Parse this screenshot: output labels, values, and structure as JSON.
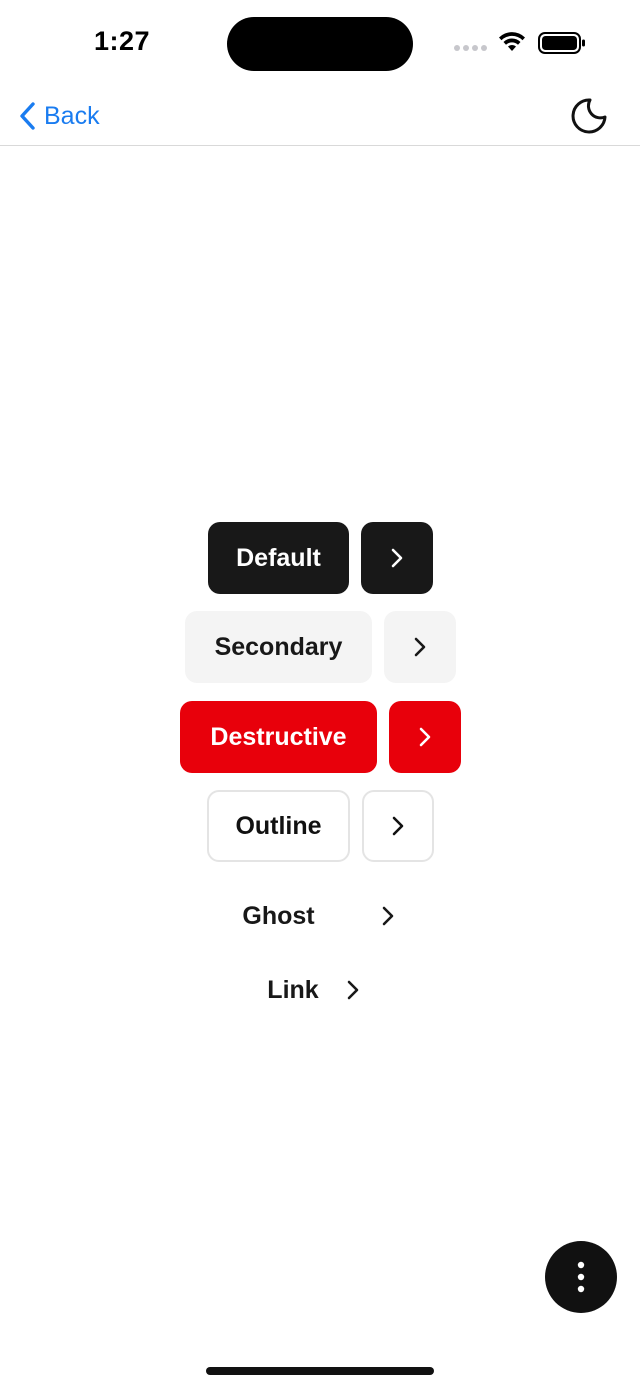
{
  "status_bar": {
    "time": "1:27"
  },
  "nav": {
    "back_label": "Back",
    "back_icon": "chevron-left-icon",
    "theme_icon": "moon-icon"
  },
  "buttons": {
    "default_label": "Default",
    "secondary_label": "Secondary",
    "destructive_label": "Destructive",
    "outline_label": "Outline",
    "ghost_label": "Ghost",
    "link_label": "Link",
    "icon": "chevron-right-icon"
  },
  "fab": {
    "icon": "more-vertical-icon"
  },
  "colors": {
    "accent": "#1a7cf0",
    "default": "#181818",
    "secondary": "#f4f4f4",
    "destructive": "#e8000b",
    "outline_border": "#e4e4e4"
  }
}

Problem statement —
Print all of the records shown above exactly, leaving out each picture.

Exercise response —
Parse this screenshot: output labels, values, and structure as JSON.
{
  "status_bar": {
    "time": "1:27"
  },
  "nav": {
    "back_label": "Back",
    "back_icon": "chevron-left-icon",
    "theme_icon": "moon-icon"
  },
  "buttons": {
    "default_label": "Default",
    "secondary_label": "Secondary",
    "destructive_label": "Destructive",
    "outline_label": "Outline",
    "ghost_label": "Ghost",
    "link_label": "Link",
    "icon": "chevron-right-icon"
  },
  "fab": {
    "icon": "more-vertical-icon"
  },
  "colors": {
    "accent": "#1a7cf0",
    "default": "#181818",
    "secondary": "#f4f4f4",
    "destructive": "#e8000b",
    "outline_border": "#e4e4e4"
  }
}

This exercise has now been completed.